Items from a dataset
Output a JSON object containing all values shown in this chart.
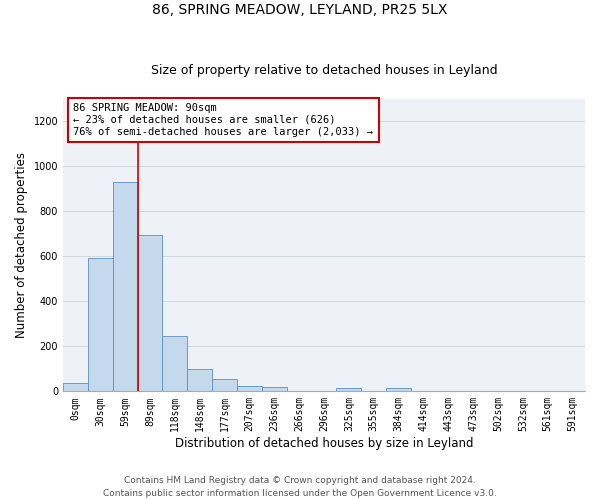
{
  "title1": "86, SPRING MEADOW, LEYLAND, PR25 5LX",
  "title2": "Size of property relative to detached houses in Leyland",
  "xlabel": "Distribution of detached houses by size in Leyland",
  "ylabel": "Number of detached properties",
  "bar_labels": [
    "0sqm",
    "30sqm",
    "59sqm",
    "89sqm",
    "118sqm",
    "148sqm",
    "177sqm",
    "207sqm",
    "236sqm",
    "266sqm",
    "296sqm",
    "325sqm",
    "355sqm",
    "384sqm",
    "414sqm",
    "443sqm",
    "473sqm",
    "502sqm",
    "532sqm",
    "561sqm",
    "591sqm"
  ],
  "bar_values": [
    35,
    595,
    930,
    695,
    245,
    100,
    55,
    25,
    20,
    0,
    0,
    15,
    0,
    15,
    0,
    0,
    0,
    0,
    0,
    0,
    0
  ],
  "bar_color": "#c5d9ed",
  "bar_edge_color": "#5a8fc3",
  "ylim": [
    0,
    1300
  ],
  "yticks": [
    0,
    200,
    400,
    600,
    800,
    1000,
    1200
  ],
  "property_bin_index": 2,
  "annotation_text": "86 SPRING MEADOW: 90sqm\n← 23% of detached houses are smaller (626)\n76% of semi-detached houses are larger (2,033) →",
  "annotation_box_color": "#ffffff",
  "annotation_box_edge_color": "#cc0000",
  "vline_color": "#cc0000",
  "footnote": "Contains HM Land Registry data © Crown copyright and database right 2024.\nContains public sector information licensed under the Open Government Licence v3.0.",
  "title1_fontsize": 10,
  "title2_fontsize": 9,
  "xlabel_fontsize": 8.5,
  "ylabel_fontsize": 8.5,
  "tick_fontsize": 7,
  "annotation_fontsize": 7.5,
  "footnote_fontsize": 6.5,
  "grid_color": "#d0d8e0",
  "bg_color": "#eef2f7"
}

EXERCISE BRIEF: Copy every line in the listing above where the string "SPRING" turns up.

RESULT:
  "title1": "86, SPRING MEADOW, LEYLAND, PR25 5LX",
  "annotation_text": "86 SPRING MEADOW: 90sqm\n← 23% of detached houses are smaller (626)\n76% of semi-detached houses are larger (2,033) →",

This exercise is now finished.